**THE EXERCISE:** Single out each line with the word "Horiz" and copy it.

**DATA ENTRIES:**
________________

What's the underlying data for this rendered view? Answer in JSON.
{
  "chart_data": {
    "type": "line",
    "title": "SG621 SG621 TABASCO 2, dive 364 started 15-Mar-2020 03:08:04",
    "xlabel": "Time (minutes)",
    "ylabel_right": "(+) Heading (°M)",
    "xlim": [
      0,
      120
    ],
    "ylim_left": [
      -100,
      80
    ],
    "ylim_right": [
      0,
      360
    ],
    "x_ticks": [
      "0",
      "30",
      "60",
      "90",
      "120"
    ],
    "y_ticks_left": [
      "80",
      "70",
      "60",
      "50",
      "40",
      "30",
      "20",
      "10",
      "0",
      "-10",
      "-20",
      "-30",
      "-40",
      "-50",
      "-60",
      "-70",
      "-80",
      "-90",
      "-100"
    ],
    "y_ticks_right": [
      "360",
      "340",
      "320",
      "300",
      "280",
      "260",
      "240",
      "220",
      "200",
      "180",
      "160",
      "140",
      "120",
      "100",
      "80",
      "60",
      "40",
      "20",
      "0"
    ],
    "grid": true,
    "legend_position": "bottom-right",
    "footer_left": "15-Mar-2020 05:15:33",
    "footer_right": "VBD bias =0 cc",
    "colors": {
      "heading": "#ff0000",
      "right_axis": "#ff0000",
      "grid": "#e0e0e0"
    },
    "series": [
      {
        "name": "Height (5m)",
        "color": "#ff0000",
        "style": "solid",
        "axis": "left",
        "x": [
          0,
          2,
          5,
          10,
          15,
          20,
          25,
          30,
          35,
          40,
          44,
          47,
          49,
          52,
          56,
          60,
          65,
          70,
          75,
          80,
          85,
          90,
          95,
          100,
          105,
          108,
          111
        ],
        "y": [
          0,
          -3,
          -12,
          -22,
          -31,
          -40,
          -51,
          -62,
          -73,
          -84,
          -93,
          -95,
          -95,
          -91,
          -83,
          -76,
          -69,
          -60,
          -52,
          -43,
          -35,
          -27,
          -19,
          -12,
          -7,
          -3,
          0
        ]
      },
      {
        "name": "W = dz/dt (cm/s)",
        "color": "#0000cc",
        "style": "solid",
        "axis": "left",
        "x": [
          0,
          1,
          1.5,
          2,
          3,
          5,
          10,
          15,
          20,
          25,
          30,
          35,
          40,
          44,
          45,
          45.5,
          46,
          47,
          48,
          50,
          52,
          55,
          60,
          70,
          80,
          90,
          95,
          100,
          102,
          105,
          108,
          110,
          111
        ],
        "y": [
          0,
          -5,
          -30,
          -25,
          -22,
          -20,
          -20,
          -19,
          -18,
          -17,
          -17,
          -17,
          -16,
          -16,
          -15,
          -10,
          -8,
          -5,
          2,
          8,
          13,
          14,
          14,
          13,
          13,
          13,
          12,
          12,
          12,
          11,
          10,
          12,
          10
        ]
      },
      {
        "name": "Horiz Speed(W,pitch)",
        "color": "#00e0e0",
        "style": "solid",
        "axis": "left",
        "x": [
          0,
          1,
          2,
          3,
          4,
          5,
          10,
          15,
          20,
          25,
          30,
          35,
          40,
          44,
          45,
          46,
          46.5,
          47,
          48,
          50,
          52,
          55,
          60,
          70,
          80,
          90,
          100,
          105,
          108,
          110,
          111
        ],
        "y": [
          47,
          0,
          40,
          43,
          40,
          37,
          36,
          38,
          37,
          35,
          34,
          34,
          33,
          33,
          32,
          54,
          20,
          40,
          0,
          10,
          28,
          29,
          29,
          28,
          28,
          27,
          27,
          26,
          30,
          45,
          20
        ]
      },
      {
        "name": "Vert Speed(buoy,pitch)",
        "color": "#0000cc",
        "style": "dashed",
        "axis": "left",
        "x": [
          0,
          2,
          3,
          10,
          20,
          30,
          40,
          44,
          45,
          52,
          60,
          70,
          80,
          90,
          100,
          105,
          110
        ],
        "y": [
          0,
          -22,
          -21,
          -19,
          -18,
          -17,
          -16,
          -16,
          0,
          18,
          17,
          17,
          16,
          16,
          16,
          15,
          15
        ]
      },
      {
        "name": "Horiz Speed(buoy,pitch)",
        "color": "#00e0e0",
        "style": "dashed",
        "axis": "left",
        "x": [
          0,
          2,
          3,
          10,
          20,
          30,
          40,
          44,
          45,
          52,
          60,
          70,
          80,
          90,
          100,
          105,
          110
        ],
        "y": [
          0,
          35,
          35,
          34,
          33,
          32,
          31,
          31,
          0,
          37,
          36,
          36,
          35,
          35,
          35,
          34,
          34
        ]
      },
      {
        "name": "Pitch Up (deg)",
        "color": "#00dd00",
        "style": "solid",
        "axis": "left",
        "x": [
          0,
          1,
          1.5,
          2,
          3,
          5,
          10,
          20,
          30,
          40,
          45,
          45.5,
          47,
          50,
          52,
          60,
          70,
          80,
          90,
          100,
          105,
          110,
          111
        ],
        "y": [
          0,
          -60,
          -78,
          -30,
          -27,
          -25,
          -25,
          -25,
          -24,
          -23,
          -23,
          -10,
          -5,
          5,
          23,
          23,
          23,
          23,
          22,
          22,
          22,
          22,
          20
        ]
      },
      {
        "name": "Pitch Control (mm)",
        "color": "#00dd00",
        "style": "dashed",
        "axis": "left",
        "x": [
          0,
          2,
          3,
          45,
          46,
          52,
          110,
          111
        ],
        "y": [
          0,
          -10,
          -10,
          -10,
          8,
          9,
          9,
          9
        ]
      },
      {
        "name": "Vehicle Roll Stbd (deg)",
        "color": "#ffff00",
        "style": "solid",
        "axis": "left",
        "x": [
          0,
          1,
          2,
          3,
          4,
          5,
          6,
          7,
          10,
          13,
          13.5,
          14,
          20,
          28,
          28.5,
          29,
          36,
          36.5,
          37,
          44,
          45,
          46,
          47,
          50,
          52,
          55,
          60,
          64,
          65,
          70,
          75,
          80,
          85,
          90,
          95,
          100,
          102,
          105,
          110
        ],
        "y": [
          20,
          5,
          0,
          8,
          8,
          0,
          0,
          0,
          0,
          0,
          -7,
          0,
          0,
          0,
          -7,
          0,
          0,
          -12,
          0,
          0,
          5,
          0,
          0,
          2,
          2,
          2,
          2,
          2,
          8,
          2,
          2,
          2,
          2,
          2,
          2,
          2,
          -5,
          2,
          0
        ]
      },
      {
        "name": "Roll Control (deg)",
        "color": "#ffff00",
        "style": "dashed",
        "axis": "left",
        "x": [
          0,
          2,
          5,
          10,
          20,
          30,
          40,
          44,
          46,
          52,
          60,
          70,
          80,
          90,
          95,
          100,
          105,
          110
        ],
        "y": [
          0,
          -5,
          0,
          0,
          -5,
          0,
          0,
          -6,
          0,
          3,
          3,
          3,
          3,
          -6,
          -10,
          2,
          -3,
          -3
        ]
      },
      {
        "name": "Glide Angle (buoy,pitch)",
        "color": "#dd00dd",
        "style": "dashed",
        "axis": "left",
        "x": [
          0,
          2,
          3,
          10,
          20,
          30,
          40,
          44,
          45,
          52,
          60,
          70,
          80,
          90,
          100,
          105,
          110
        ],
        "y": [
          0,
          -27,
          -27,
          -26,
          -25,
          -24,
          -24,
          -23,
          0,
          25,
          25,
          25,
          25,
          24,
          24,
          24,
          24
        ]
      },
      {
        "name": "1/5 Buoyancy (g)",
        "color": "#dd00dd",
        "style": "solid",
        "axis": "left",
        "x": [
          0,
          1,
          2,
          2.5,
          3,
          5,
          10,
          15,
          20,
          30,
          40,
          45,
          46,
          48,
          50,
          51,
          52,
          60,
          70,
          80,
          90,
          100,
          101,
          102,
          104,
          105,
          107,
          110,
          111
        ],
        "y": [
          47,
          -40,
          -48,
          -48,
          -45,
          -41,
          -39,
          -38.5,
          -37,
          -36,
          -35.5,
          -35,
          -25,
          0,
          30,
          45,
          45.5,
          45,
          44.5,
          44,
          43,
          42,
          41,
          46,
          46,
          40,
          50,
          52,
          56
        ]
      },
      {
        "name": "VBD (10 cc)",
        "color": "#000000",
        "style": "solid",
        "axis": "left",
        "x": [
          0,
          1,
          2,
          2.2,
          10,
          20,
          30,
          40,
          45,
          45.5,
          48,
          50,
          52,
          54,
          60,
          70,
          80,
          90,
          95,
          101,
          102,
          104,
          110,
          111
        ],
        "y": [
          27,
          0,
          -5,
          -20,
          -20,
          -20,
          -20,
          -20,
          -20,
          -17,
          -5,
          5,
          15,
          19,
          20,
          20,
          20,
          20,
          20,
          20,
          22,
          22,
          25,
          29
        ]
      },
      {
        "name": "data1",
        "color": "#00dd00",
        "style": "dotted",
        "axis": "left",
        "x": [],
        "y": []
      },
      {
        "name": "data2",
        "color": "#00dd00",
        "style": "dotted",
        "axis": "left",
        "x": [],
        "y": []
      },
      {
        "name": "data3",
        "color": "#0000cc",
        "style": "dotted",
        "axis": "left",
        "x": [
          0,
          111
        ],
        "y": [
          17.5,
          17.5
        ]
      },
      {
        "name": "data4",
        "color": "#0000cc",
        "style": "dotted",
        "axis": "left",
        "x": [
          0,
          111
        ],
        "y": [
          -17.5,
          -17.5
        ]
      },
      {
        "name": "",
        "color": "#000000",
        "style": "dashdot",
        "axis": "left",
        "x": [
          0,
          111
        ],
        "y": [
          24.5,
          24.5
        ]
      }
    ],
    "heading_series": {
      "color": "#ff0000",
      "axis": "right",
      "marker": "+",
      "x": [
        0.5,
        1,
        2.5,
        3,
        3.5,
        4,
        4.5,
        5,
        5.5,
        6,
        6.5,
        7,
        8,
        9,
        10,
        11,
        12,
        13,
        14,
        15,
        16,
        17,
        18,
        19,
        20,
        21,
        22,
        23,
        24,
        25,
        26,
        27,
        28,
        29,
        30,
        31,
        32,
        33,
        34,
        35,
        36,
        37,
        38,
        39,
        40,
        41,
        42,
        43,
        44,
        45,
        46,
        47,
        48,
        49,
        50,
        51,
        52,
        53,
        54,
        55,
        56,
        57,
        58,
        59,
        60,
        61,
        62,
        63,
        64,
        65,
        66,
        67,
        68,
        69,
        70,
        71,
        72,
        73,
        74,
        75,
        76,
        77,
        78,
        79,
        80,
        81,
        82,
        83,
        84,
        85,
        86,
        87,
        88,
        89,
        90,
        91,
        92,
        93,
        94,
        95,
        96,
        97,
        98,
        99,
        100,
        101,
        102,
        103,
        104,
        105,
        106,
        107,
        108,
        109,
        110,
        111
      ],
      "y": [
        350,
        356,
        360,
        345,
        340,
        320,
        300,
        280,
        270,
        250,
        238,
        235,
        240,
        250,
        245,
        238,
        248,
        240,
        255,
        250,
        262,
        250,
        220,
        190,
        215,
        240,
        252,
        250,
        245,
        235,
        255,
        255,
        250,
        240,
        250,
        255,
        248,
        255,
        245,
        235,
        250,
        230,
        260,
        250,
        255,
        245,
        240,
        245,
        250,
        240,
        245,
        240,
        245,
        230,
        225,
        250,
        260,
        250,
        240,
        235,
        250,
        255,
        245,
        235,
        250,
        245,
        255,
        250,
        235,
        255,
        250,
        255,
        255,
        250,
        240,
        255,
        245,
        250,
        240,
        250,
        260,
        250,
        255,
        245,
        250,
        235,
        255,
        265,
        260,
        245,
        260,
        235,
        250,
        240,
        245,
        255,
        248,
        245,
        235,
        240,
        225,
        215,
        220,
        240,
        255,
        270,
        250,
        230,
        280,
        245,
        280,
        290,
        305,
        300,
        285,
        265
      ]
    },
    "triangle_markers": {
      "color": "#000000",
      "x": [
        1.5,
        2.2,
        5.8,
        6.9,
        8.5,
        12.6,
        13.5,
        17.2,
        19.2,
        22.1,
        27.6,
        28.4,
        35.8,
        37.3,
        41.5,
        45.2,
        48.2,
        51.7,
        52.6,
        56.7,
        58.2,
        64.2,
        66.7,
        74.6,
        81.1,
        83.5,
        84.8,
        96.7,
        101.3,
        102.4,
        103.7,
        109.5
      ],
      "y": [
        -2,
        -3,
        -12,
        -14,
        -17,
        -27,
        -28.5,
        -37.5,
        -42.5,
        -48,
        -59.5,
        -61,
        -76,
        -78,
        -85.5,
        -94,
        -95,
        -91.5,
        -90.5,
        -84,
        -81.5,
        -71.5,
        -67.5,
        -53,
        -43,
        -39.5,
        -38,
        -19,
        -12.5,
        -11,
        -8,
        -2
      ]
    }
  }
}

________________

**RESULT FOR THIS EXERCISE:**
        "name": "Horiz Speed(W,pitch)",
        "name": "Horiz Speed(buoy,pitch)",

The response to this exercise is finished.